# Transcribed page data
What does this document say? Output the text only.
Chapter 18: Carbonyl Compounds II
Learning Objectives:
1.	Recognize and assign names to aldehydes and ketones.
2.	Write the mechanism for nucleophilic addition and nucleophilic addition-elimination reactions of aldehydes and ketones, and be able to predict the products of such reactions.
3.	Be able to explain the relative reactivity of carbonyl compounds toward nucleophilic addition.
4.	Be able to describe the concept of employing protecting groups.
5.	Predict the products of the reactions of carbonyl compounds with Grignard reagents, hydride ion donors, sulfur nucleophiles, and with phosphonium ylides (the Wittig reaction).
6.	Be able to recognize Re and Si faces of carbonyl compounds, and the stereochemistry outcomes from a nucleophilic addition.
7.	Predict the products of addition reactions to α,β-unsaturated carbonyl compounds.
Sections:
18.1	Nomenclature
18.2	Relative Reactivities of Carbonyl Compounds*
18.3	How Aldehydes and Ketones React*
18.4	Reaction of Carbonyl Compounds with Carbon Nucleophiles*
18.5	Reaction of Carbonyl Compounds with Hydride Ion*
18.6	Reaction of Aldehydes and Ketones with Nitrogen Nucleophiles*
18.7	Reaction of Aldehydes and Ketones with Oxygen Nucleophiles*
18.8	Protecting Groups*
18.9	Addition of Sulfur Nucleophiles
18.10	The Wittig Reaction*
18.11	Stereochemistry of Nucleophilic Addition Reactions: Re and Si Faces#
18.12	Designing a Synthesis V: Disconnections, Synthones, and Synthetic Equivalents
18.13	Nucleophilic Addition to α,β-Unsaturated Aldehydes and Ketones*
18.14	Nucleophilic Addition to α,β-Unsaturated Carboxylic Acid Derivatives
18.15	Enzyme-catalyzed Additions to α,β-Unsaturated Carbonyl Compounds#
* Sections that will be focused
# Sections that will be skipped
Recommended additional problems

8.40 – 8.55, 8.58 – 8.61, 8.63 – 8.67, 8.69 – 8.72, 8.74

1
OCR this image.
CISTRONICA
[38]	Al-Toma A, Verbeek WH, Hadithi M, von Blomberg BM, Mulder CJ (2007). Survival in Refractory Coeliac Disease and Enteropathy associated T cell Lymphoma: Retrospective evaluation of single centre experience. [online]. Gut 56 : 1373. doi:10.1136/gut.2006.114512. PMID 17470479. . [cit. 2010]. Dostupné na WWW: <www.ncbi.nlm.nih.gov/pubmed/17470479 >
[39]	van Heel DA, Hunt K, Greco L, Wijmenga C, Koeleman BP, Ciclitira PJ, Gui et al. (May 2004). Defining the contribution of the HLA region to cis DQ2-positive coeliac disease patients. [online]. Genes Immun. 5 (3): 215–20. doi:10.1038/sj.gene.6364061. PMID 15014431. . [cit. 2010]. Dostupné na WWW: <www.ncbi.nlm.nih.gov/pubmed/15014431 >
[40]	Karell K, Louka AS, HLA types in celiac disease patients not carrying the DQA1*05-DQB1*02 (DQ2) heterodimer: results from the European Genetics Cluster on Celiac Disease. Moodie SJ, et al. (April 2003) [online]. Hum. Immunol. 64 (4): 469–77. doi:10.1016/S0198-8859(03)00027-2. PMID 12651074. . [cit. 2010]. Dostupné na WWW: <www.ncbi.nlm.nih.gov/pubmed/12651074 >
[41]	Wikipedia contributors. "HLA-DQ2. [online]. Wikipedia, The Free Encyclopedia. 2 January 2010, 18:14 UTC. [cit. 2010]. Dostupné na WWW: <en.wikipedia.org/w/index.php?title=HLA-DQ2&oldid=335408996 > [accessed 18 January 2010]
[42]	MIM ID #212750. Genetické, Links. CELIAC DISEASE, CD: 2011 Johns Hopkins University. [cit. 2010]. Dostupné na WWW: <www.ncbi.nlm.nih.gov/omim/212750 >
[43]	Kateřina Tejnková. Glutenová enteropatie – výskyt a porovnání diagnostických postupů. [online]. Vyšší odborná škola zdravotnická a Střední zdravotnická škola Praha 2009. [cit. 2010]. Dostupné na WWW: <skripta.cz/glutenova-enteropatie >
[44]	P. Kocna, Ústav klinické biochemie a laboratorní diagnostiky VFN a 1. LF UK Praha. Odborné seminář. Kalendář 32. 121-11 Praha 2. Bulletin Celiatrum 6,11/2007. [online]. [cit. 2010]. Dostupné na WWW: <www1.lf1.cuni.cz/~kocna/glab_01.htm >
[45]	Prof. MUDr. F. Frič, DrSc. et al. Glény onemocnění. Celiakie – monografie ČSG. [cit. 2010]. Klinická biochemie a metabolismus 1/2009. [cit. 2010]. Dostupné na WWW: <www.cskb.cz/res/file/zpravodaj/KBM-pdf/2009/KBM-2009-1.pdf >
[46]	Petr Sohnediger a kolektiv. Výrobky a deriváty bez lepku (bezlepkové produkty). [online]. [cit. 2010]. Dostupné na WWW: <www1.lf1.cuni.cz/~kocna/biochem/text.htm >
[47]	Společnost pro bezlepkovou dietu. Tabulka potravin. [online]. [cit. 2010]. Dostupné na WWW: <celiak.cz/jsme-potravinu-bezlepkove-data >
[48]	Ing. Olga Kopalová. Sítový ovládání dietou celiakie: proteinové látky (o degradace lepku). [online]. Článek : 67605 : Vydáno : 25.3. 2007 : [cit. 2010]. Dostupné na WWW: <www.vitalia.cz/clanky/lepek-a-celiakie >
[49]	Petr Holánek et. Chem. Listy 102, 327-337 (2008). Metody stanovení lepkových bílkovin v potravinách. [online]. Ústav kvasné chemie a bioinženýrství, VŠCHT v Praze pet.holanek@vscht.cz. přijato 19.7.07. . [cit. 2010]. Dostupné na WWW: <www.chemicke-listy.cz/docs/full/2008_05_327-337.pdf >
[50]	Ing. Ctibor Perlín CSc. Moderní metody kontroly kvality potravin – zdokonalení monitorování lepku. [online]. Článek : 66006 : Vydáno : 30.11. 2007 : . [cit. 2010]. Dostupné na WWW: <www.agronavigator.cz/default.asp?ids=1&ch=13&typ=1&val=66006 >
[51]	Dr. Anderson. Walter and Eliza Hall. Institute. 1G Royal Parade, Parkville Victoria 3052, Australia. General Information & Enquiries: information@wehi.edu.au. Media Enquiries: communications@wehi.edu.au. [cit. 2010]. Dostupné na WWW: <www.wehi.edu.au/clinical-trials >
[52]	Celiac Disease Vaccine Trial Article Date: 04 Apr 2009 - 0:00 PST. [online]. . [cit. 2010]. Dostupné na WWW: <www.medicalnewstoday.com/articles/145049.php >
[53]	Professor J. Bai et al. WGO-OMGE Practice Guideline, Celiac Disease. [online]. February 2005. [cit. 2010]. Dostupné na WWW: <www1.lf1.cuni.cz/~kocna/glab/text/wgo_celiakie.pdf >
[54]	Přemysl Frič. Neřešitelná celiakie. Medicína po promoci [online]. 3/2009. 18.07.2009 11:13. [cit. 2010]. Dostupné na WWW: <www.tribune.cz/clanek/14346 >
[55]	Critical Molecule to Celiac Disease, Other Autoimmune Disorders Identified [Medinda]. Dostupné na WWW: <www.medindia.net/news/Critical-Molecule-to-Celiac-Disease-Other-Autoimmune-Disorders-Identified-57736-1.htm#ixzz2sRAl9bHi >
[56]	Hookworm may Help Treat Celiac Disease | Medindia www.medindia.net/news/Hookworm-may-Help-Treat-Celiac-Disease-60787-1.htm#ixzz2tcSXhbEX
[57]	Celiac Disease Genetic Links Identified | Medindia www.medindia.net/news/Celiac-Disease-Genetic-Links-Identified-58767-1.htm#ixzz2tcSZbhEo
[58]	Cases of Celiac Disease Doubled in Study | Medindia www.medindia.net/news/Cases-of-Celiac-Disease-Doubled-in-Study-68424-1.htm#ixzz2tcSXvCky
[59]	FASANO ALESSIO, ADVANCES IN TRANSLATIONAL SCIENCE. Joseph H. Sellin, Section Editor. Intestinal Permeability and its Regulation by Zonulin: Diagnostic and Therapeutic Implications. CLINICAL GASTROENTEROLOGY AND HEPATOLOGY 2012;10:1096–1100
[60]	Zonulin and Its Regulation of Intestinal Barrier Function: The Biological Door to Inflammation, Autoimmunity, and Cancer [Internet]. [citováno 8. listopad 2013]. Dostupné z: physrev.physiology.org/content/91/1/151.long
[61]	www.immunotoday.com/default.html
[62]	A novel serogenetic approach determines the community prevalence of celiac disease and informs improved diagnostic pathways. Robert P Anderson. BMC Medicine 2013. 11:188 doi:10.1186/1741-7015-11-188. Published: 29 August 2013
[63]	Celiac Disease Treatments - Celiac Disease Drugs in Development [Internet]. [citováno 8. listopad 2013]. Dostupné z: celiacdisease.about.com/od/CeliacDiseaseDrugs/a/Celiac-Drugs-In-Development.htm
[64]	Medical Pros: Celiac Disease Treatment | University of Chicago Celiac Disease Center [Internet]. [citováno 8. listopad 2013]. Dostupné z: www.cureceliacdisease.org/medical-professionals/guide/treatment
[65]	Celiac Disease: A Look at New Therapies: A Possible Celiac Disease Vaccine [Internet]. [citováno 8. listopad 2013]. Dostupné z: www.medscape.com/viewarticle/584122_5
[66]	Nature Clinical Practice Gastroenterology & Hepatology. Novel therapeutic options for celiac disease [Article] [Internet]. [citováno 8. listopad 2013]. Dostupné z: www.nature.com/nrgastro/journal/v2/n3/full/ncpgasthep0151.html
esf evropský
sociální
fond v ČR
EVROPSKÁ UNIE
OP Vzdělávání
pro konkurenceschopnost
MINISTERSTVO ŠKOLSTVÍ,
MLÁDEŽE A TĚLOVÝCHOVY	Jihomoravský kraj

# ABOUT THIS EXERCISE
Whenever a line of the entries contains the string "html", copy that line.

# WRITTEN ANSWER
[61]	www.immunotoday.com/default.html
[66]	Nature Clinical Practice Gastroenterology & Hepatology. Novel therapeutic options for celiac disease [Article] [Internet]. [citováno 8. listopad 2013]. Dostupné z: www.nature.com/nrgastro/journal/v2/n3/full/ncpgasthep0151.html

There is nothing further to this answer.